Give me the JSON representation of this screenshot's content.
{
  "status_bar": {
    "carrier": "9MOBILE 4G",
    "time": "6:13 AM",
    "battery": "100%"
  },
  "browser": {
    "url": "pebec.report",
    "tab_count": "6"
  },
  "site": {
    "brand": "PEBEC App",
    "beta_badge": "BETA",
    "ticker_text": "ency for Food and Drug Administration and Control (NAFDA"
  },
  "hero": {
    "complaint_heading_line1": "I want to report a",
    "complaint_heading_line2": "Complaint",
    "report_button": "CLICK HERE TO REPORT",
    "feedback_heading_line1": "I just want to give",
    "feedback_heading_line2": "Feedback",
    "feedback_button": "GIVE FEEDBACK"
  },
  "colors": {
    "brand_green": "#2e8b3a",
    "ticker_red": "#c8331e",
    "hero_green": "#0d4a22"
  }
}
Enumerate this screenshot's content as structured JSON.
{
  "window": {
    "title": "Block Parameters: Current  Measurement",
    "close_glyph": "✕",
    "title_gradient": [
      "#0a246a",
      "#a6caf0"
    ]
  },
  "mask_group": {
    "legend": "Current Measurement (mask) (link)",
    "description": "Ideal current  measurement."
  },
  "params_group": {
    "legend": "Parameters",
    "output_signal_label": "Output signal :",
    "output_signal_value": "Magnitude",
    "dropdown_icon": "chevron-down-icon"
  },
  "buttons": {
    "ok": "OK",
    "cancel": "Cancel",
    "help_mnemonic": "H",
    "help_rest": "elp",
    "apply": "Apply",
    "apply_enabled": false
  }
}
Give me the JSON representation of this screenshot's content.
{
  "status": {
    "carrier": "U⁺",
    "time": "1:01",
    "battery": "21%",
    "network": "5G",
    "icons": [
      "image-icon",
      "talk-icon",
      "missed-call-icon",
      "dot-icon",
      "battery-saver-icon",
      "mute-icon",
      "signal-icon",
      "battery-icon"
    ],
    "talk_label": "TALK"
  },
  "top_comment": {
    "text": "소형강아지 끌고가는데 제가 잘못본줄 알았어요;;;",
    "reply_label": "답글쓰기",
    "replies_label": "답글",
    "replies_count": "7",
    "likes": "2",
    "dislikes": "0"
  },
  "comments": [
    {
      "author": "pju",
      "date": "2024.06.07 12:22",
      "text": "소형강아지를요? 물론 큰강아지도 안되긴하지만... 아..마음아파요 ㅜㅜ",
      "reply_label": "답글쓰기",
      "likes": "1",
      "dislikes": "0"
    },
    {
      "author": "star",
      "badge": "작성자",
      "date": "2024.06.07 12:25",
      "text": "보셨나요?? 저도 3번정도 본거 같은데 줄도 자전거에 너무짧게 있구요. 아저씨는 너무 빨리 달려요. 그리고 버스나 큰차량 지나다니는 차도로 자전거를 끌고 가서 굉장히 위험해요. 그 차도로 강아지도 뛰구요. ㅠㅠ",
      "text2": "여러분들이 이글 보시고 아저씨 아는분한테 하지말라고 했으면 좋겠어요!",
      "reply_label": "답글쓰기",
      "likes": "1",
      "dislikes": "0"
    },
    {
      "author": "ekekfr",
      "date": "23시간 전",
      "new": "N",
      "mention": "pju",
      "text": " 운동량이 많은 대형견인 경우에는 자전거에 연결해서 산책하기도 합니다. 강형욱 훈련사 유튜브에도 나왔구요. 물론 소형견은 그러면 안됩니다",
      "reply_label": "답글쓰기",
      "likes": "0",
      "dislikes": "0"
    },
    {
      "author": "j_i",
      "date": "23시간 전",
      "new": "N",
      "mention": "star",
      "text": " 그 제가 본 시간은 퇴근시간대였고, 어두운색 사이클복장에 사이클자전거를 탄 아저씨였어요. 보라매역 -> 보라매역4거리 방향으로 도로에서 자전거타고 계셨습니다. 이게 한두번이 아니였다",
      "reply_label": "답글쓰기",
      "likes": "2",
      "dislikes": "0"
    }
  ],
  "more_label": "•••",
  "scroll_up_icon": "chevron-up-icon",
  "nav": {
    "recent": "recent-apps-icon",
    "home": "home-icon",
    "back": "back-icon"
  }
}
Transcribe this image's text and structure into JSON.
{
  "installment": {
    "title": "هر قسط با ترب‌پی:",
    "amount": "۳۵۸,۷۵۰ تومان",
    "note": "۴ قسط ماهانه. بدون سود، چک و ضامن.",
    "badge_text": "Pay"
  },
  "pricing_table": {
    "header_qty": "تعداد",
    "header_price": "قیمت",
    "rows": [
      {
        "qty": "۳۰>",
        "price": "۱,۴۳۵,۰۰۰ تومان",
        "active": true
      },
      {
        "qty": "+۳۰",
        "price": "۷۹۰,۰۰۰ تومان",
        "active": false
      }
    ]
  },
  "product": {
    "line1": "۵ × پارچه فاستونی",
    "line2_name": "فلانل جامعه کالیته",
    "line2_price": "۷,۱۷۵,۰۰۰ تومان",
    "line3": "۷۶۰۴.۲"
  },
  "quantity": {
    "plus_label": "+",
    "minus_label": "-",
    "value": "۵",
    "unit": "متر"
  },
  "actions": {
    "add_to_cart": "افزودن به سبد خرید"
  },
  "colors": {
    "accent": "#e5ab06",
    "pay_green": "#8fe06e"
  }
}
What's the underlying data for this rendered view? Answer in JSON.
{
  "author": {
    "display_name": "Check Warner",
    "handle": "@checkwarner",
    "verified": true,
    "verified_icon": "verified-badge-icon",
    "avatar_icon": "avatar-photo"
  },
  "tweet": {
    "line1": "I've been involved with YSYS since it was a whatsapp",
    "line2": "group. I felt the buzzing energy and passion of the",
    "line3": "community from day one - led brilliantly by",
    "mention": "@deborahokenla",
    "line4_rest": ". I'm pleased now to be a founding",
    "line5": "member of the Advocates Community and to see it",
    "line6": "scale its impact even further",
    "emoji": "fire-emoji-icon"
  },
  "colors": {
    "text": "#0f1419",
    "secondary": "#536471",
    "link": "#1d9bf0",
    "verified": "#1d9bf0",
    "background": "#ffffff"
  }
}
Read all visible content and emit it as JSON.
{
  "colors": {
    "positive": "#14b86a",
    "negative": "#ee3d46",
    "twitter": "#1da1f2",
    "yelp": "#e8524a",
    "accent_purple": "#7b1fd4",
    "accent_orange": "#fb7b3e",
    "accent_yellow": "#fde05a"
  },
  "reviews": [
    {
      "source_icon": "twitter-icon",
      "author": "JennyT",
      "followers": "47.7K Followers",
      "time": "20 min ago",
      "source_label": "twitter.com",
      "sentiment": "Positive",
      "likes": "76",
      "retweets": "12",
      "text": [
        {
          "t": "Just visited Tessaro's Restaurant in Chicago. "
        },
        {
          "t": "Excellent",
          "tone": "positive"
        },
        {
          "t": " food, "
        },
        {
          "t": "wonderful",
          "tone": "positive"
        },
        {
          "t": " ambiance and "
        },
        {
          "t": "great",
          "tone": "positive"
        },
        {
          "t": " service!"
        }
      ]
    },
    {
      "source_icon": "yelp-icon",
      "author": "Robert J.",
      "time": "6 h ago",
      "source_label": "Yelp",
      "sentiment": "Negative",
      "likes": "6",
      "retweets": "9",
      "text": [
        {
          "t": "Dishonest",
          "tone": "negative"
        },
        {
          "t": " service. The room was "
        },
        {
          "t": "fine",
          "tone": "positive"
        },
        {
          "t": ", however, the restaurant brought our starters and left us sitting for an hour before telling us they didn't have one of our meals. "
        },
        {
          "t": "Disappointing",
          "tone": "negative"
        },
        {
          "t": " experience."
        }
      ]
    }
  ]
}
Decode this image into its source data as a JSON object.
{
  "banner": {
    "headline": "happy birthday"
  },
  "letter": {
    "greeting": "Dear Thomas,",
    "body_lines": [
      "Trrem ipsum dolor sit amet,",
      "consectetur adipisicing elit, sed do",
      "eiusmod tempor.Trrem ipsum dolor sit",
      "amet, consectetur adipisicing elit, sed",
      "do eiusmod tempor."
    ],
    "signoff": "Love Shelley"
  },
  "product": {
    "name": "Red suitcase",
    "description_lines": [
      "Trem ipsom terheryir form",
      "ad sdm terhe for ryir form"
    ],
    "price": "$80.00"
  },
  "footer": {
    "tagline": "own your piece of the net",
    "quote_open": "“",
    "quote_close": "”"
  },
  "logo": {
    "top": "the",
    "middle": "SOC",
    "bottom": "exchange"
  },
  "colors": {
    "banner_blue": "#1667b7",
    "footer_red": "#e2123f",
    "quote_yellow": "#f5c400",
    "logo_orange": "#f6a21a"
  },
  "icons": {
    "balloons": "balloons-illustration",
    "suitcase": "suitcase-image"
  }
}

☆ ☆ ☆ ☆ ☆

AIM OF THE EXERCISE:
From the data above, copy each line that holds "legend".

REPLY TO THE EXERCISE:
    "legend": "Current Measurement (mask) (link)",
    "legend": "Parameters",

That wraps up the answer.